Exercise description: Transcribe all of the material below word for word and leave out its pictures.

#####

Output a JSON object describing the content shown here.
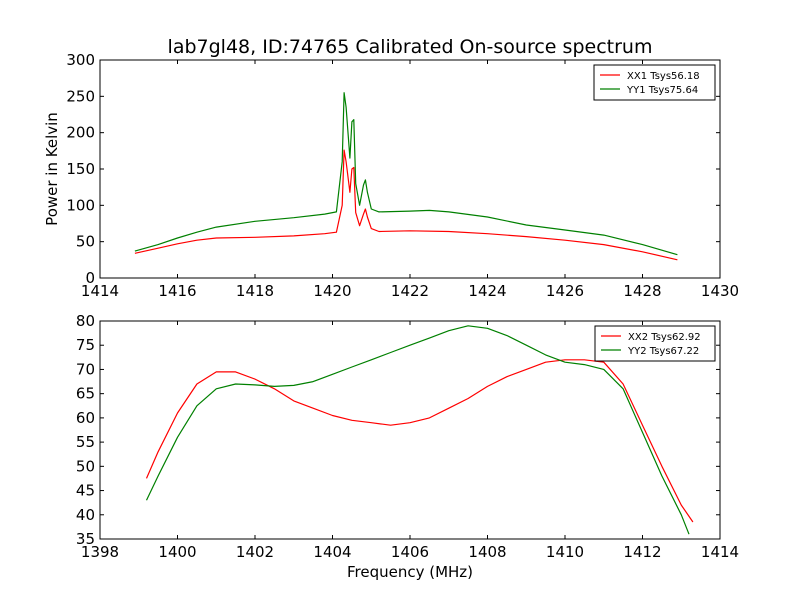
{
  "title": "lab7gl48, ID:74765 Calibrated On-source spectrum",
  "colors": {
    "red": "#ff0000",
    "green": "#008000"
  },
  "chart_data": [
    {
      "type": "line",
      "title": "lab7gl48, ID:74765 Calibrated On-source spectrum",
      "xlabel": "",
      "ylabel": "Power in Kelvin",
      "xlim": [
        1414,
        1430
      ],
      "ylim": [
        0,
        300
      ],
      "xticks": [
        "1414",
        "1416",
        "1418",
        "1420",
        "1422",
        "1424",
        "1426",
        "1428",
        "1430"
      ],
      "yticks": [
        "0",
        "50",
        "100",
        "150",
        "200",
        "250",
        "300"
      ],
      "legend_position": "top-right",
      "grid": false,
      "series": [
        {
          "name": "XX1 Tsys56.18",
          "color": "#ff0000",
          "x": [
            1414.9,
            1415.5,
            1416.0,
            1416.5,
            1417.0,
            1418.0,
            1419.0,
            1419.8,
            1420.1,
            1420.25,
            1420.3,
            1420.35,
            1420.45,
            1420.5,
            1420.55,
            1420.6,
            1420.7,
            1420.8,
            1420.85,
            1420.9,
            1421.0,
            1421.2,
            1422.0,
            1423.0,
            1424.0,
            1425.0,
            1426.0,
            1427.0,
            1428.0,
            1428.9
          ],
          "y": [
            34,
            41,
            47,
            52,
            55,
            56,
            58,
            61,
            63,
            100,
            176,
            160,
            118,
            150,
            152,
            90,
            72,
            88,
            95,
            84,
            68,
            64,
            65,
            64,
            61,
            57,
            52,
            46,
            36,
            25
          ]
        },
        {
          "name": "YY1 Tsys75.64",
          "color": "#008000",
          "x": [
            1414.9,
            1415.5,
            1416.0,
            1416.5,
            1417.0,
            1418.0,
            1419.0,
            1419.8,
            1420.1,
            1420.25,
            1420.3,
            1420.35,
            1420.45,
            1420.5,
            1420.55,
            1420.6,
            1420.7,
            1420.8,
            1420.85,
            1420.9,
            1421.0,
            1421.2,
            1422.0,
            1422.5,
            1423.0,
            1424.0,
            1425.0,
            1426.0,
            1427.0,
            1428.0,
            1428.9
          ],
          "y": [
            37,
            46,
            55,
            63,
            70,
            78,
            83,
            88,
            91,
            160,
            255,
            235,
            165,
            215,
            218,
            130,
            100,
            128,
            135,
            118,
            95,
            91,
            92,
            93,
            91,
            84,
            73,
            66,
            59,
            46,
            32
          ]
        }
      ]
    },
    {
      "type": "line",
      "title": "",
      "xlabel": "Frequency (MHz)",
      "ylabel": "",
      "xlim": [
        1398,
        1414
      ],
      "ylim": [
        35,
        80
      ],
      "xticks": [
        "1398",
        "1400",
        "1402",
        "1404",
        "1406",
        "1408",
        "1410",
        "1412",
        "1414"
      ],
      "yticks": [
        "35",
        "40",
        "45",
        "50",
        "55",
        "60",
        "65",
        "70",
        "75",
        "80"
      ],
      "legend_position": "top-right",
      "grid": false,
      "series": [
        {
          "name": "XX2 Tsys62.92",
          "color": "#ff0000",
          "x": [
            1399.2,
            1399.5,
            1400.0,
            1400.5,
            1401.0,
            1401.5,
            1402.0,
            1402.5,
            1403.0,
            1403.5,
            1404.0,
            1404.5,
            1405.0,
            1405.5,
            1406.0,
            1406.5,
            1407.0,
            1407.5,
            1408.0,
            1408.5,
            1409.0,
            1409.5,
            1410.0,
            1410.5,
            1411.0,
            1411.5,
            1412.0,
            1412.5,
            1413.0,
            1413.3
          ],
          "y": [
            47.5,
            53,
            61,
            67,
            69.5,
            69.5,
            68,
            66,
            63.5,
            62,
            60.5,
            59.5,
            59,
            58.5,
            59,
            60,
            62,
            64,
            66.5,
            68.5,
            70,
            71.5,
            72,
            72,
            71.5,
            67,
            58.5,
            50,
            42,
            38.5
          ]
        },
        {
          "name": "YY2 Tsys67.22",
          "color": "#008000",
          "x": [
            1399.2,
            1399.5,
            1400.0,
            1400.5,
            1401.0,
            1401.5,
            1402.0,
            1402.5,
            1403.0,
            1403.5,
            1404.0,
            1404.5,
            1405.0,
            1405.5,
            1406.0,
            1406.5,
            1407.0,
            1407.5,
            1408.0,
            1408.5,
            1409.0,
            1409.5,
            1410.0,
            1410.5,
            1411.0,
            1411.5,
            1412.0,
            1412.5,
            1413.0,
            1413.2
          ],
          "y": [
            43,
            48,
            56,
            62.5,
            66,
            67,
            66.8,
            66.5,
            66.7,
            67.5,
            69,
            70.5,
            72,
            73.5,
            75,
            76.5,
            78,
            79,
            78.5,
            77,
            75,
            73,
            71.5,
            71,
            70,
            66,
            57,
            48,
            40,
            36
          ]
        }
      ]
    }
  ]
}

#####

Task result:
Output a JSON object describing the content shown here.
{
  "title": "lab7gl48, ID:74765 Calibrated On-source spectrum",
  "colors": {
    "red": "#ff0000",
    "green": "#008000"
  },
  "chart_data": [
    {
      "type": "line",
      "title": "lab7gl48, ID:74765 Calibrated On-source spectrum",
      "xlabel": "",
      "ylabel": "Power in Kelvin",
      "xlim": [
        1414,
        1430
      ],
      "ylim": [
        0,
        300
      ],
      "xticks": [
        "1414",
        "1416",
        "1418",
        "1420",
        "1422",
        "1424",
        "1426",
        "1428",
        "1430"
      ],
      "yticks": [
        "0",
        "50",
        "100",
        "150",
        "200",
        "250",
        "300"
      ],
      "legend_position": "top-right",
      "grid": false,
      "series": [
        {
          "name": "XX1 Tsys56.18",
          "color": "#ff0000",
          "x": [
            1414.9,
            1415.5,
            1416.0,
            1416.5,
            1417.0,
            1418.0,
            1419.0,
            1419.8,
            1420.1,
            1420.25,
            1420.3,
            1420.35,
            1420.45,
            1420.5,
            1420.55,
            1420.6,
            1420.7,
            1420.8,
            1420.85,
            1420.9,
            1421.0,
            1421.2,
            1422.0,
            1423.0,
            1424.0,
            1425.0,
            1426.0,
            1427.0,
            1428.0,
            1428.9
          ],
          "y": [
            34,
            41,
            47,
            52,
            55,
            56,
            58,
            61,
            63,
            100,
            176,
            160,
            118,
            150,
            152,
            90,
            72,
            88,
            95,
            84,
            68,
            64,
            65,
            64,
            61,
            57,
            52,
            46,
            36,
            25
          ]
        },
        {
          "name": "YY1 Tsys75.64",
          "color": "#008000",
          "x": [
            1414.9,
            1415.5,
            1416.0,
            1416.5,
            1417.0,
            1418.0,
            1419.0,
            1419.8,
            1420.1,
            1420.25,
            1420.3,
            1420.35,
            1420.45,
            1420.5,
            1420.55,
            1420.6,
            1420.7,
            1420.8,
            1420.85,
            1420.9,
            1421.0,
            1421.2,
            1422.0,
            1422.5,
            1423.0,
            1424.0,
            1425.0,
            1426.0,
            1427.0,
            1428.0,
            1428.9
          ],
          "y": [
            37,
            46,
            55,
            63,
            70,
            78,
            83,
            88,
            91,
            160,
            255,
            235,
            165,
            215,
            218,
            130,
            100,
            128,
            135,
            118,
            95,
            91,
            92,
            93,
            91,
            84,
            73,
            66,
            59,
            46,
            32
          ]
        }
      ]
    },
    {
      "type": "line",
      "title": "",
      "xlabel": "Frequency (MHz)",
      "ylabel": "",
      "xlim": [
        1398,
        1414
      ],
      "ylim": [
        35,
        80
      ],
      "xticks": [
        "1398",
        "1400",
        "1402",
        "1404",
        "1406",
        "1408",
        "1410",
        "1412",
        "1414"
      ],
      "yticks": [
        "35",
        "40",
        "45",
        "50",
        "55",
        "60",
        "65",
        "70",
        "75",
        "80"
      ],
      "legend_position": "top-right",
      "grid": false,
      "series": [
        {
          "name": "XX2 Tsys62.92",
          "color": "#ff0000",
          "x": [
            1399.2,
            1399.5,
            1400.0,
            1400.5,
            1401.0,
            1401.5,
            1402.0,
            1402.5,
            1403.0,
            1403.5,
            1404.0,
            1404.5,
            1405.0,
            1405.5,
            1406.0,
            1406.5,
            1407.0,
            1407.5,
            1408.0,
            1408.5,
            1409.0,
            1409.5,
            1410.0,
            1410.5,
            1411.0,
            1411.5,
            1412.0,
            1412.5,
            1413.0,
            1413.3
          ],
          "y": [
            47.5,
            53,
            61,
            67,
            69.5,
            69.5,
            68,
            66,
            63.5,
            62,
            60.5,
            59.5,
            59,
            58.5,
            59,
            60,
            62,
            64,
            66.5,
            68.5,
            70,
            71.5,
            72,
            72,
            71.5,
            67,
            58.5,
            50,
            42,
            38.5
          ]
        },
        {
          "name": "YY2 Tsys67.22",
          "color": "#008000",
          "x": [
            1399.2,
            1399.5,
            1400.0,
            1400.5,
            1401.0,
            1401.5,
            1402.0,
            1402.5,
            1403.0,
            1403.5,
            1404.0,
            1404.5,
            1405.0,
            1405.5,
            1406.0,
            1406.5,
            1407.0,
            1407.5,
            1408.0,
            1408.5,
            1409.0,
            1409.5,
            1410.0,
            1410.5,
            1411.0,
            1411.5,
            1412.0,
            1412.5,
            1413.0,
            1413.2
          ],
          "y": [
            43,
            48,
            56,
            62.5,
            66,
            67,
            66.8,
            66.5,
            66.7,
            67.5,
            69,
            70.5,
            72,
            73.5,
            75,
            76.5,
            78,
            79,
            78.5,
            77,
            75,
            73,
            71.5,
            71,
            70,
            66,
            57,
            48,
            40,
            36
          ]
        }
      ]
    }
  ]
}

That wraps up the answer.